• Problem requirements: Reproduce the listing exactly and skip over any pictures.

• Entries supplied:
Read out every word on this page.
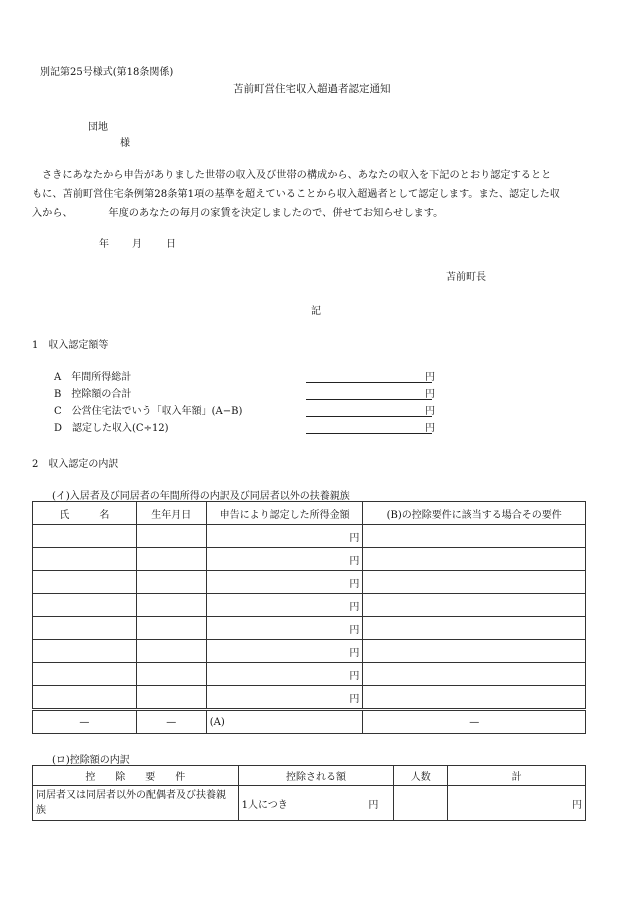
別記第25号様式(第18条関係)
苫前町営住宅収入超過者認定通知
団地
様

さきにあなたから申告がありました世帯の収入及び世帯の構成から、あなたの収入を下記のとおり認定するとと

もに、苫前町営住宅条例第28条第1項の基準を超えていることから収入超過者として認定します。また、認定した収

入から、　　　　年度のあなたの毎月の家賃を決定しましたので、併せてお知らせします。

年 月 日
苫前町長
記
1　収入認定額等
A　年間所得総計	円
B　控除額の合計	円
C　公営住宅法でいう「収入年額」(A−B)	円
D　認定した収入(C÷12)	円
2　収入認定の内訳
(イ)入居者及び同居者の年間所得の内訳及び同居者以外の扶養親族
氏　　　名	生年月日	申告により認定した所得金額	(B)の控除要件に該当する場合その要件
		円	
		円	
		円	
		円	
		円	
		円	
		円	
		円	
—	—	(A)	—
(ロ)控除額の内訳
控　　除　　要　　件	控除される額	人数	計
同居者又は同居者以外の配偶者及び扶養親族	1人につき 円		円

• The response:
Read out every word on this page.
別記第25号様式(第18条関係)
苫前町営住宅収入超過者認定通知
団地
様

さきにあなたから申告がありました世帯の収入及び世帯の構成から、あなたの収入を下記のとおり認定するとと

もに、苫前町営住宅条例第28条第1項の基準を超えていることから収入超過者として認定します。また、認定した収

入から、　　　　年度のあなたの毎月の家賃を決定しましたので、併せてお知らせします。

年 月 日
苫前町長
記
1　収入認定額等
A　年間所得総計	円
B　控除額の合計	円
C　公営住宅法でいう「収入年額」(A−B)	円
D　認定した収入(C÷12)	円
2　収入認定の内訳
(イ)入居者及び同居者の年間所得の内訳及び同居者以外の扶養親族
氏　　　名	生年月日	申告により認定した所得金額	(B)の控除要件に該当する場合その要件
		円	
		円	
		円	
		円	
		円	
		円	
		円	
		円	
—	—	(A)	—
(ロ)控除額の内訳
控　　除　　要　　件	控除される額	人数	計
同居者又は同居者以外の配偶者及び扶養親族	1人につき 円		円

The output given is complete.